_Exercise brief_
Each line below should be retyped exactly, with no pictures.

_The records_
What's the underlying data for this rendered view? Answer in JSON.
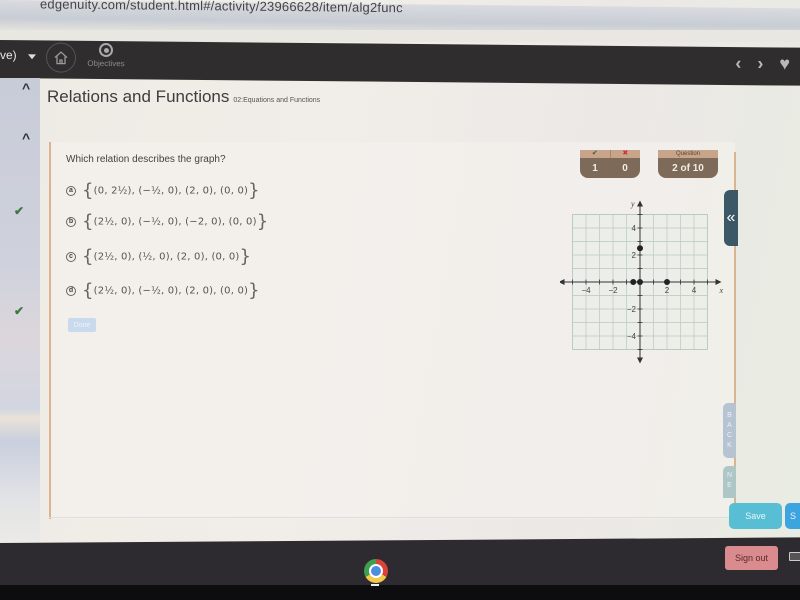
{
  "browser": {
    "url": "edgenuity.com/student.html#/activity/23966628/item/alg2func"
  },
  "topnav": {
    "user_label": "ve)",
    "home_icon": "home-icon",
    "objectives_label": "Objectives",
    "objectives_icon": "target-icon",
    "prev_icon": "‹",
    "next_icon": "›",
    "favorite_icon": "♥"
  },
  "sidebar": {
    "collapse_icons": [
      "^",
      "^"
    ],
    "completed_checks": [
      "✔",
      "✔"
    ]
  },
  "header": {
    "title": "Relations and Functions",
    "subtitle": "02:Equations and Functions"
  },
  "question": {
    "prompt": "Which relation describes the graph?",
    "options": [
      {
        "letter": "a",
        "pairs": [
          "(0, 2½)",
          "(−½, 0)",
          "(2, 0)",
          "(0, 0)"
        ]
      },
      {
        "letter": "b",
        "pairs": [
          "(2½, 0)",
          "(−½, 0)",
          "(−2, 0)",
          "(0, 0)"
        ]
      },
      {
        "letter": "c",
        "pairs": [
          "(2½, 0)",
          "(½, 0)",
          "(2, 0)",
          "(0, 0)"
        ]
      },
      {
        "letter": "d",
        "pairs": [
          "(2½, 0)",
          "(−½, 0)",
          "(2, 0)",
          "(0, 0)"
        ]
      }
    ],
    "done_label": "Done"
  },
  "score": {
    "correct_icon": "✔",
    "incorrect_icon": "✖",
    "correct": "1",
    "incorrect": "0",
    "question_header": "Question",
    "question_progress": "2 of 10"
  },
  "graph": {
    "x_label": "x",
    "y_label": "y",
    "range": [
      -5,
      5
    ],
    "x_ticks": [
      "−4",
      "−2",
      "2",
      "4"
    ],
    "y_ticks": [
      "4",
      "2",
      "−2",
      "−4"
    ],
    "points": [
      [
        0,
        2.5
      ],
      [
        -0.5,
        0
      ],
      [
        0,
        0
      ],
      [
        2,
        0
      ]
    ]
  },
  "side_tabs": {
    "collapse_icon": "«",
    "back_label": [
      "B",
      "A",
      "C",
      "K"
    ],
    "next_label": [
      "N",
      "E"
    ]
  },
  "footer": {
    "save_label": "Save",
    "submit_label": "S"
  },
  "taskbar": {
    "sign_out_label": "Sign out"
  }
}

_Response to the exercise_
What's the underlying data for this rendered view? Answer in JSON.
{
  "browser": {
    "url": "edgenuity.com/student.html#/activity/23966628/item/alg2func"
  },
  "topnav": {
    "user_label": "ve)",
    "home_icon": "home-icon",
    "objectives_label": "Objectives",
    "objectives_icon": "target-icon",
    "prev_icon": "‹",
    "next_icon": "›",
    "favorite_icon": "♥"
  },
  "sidebar": {
    "collapse_icons": [
      "^",
      "^"
    ],
    "completed_checks": [
      "✔",
      "✔"
    ]
  },
  "header": {
    "title": "Relations and Functions",
    "subtitle": "02:Equations and Functions"
  },
  "question": {
    "prompt": "Which relation describes the graph?",
    "options": [
      {
        "letter": "a",
        "pairs": [
          "(0, 2½)",
          "(−½, 0)",
          "(2, 0)",
          "(0, 0)"
        ]
      },
      {
        "letter": "b",
        "pairs": [
          "(2½, 0)",
          "(−½, 0)",
          "(−2, 0)",
          "(0, 0)"
        ]
      },
      {
        "letter": "c",
        "pairs": [
          "(2½, 0)",
          "(½, 0)",
          "(2, 0)",
          "(0, 0)"
        ]
      },
      {
        "letter": "d",
        "pairs": [
          "(2½, 0)",
          "(−½, 0)",
          "(2, 0)",
          "(0, 0)"
        ]
      }
    ],
    "done_label": "Done"
  },
  "score": {
    "correct_icon": "✔",
    "incorrect_icon": "✖",
    "correct": "1",
    "incorrect": "0",
    "question_header": "Question",
    "question_progress": "2 of 10"
  },
  "graph": {
    "x_label": "x",
    "y_label": "y",
    "range": [
      -5,
      5
    ],
    "x_ticks": [
      "−4",
      "−2",
      "2",
      "4"
    ],
    "y_ticks": [
      "4",
      "2",
      "−2",
      "−4"
    ],
    "points": [
      [
        0,
        2.5
      ],
      [
        -0.5,
        0
      ],
      [
        0,
        0
      ],
      [
        2,
        0
      ]
    ]
  },
  "side_tabs": {
    "collapse_icon": "«",
    "back_label": [
      "B",
      "A",
      "C",
      "K"
    ],
    "next_label": [
      "N",
      "E"
    ]
  },
  "footer": {
    "save_label": "Save",
    "submit_label": "S"
  },
  "taskbar": {
    "sign_out_label": "Sign out"
  }
}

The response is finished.